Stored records
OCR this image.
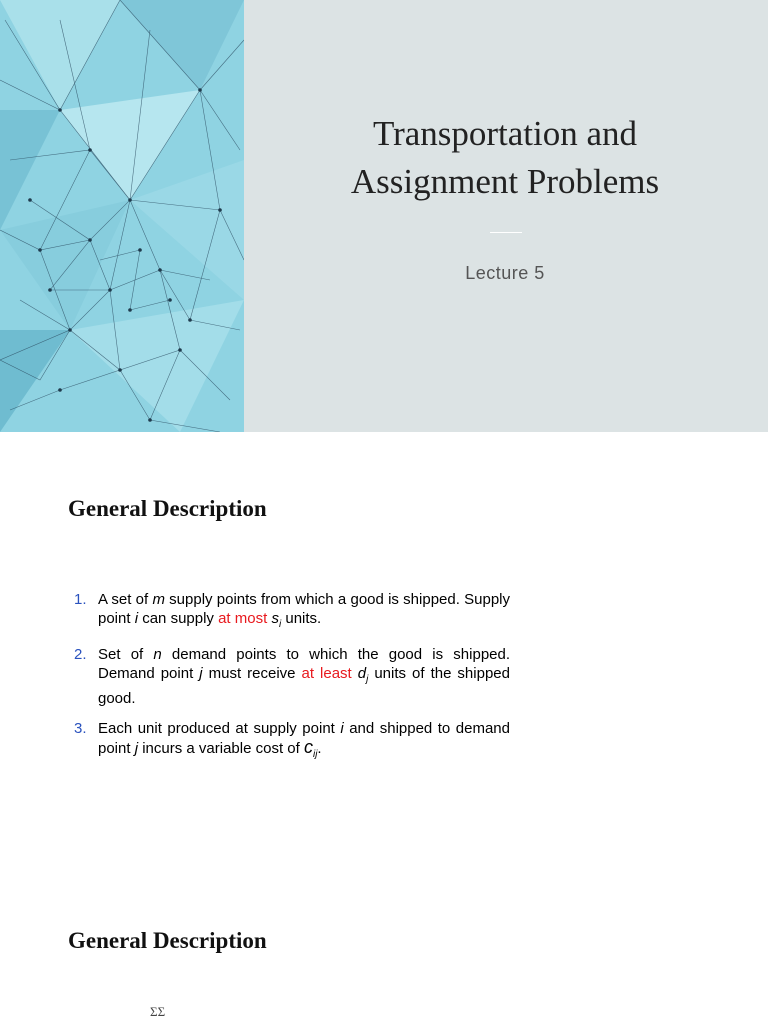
Transportation and
Assignment Problems
Lecture 5
General Description
1. A set of m supply points from which a good is shipped. Supply point i can supply at most $s_i$ units.
2. Set of n demand points to which the good is shipped. Demand point j must receive at least $d_j$ units of the shipped good.
3. Each unit produced at supply point i and shipped to demand point j incurs a variable cost of $c_{ij}$.
General Description
ΣΣ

> _Request_
Each line of the data should be quoted exactly, with pictures left out.

> _Answer to the problem_
OCR this image.
Transportation and
Assignment Problems
Lecture 5
General Description
1. A set of m supply points from which a good is shipped. Supply point i can supply at most $s_i$ units.
2. Set of n demand points to which the good is shipped. Demand point j must receive at least $d_j$ units of the shipped good.
3. Each unit produced at supply point i and shipped to demand point j incurs a variable cost of $c_{ij}$.
General Description
ΣΣ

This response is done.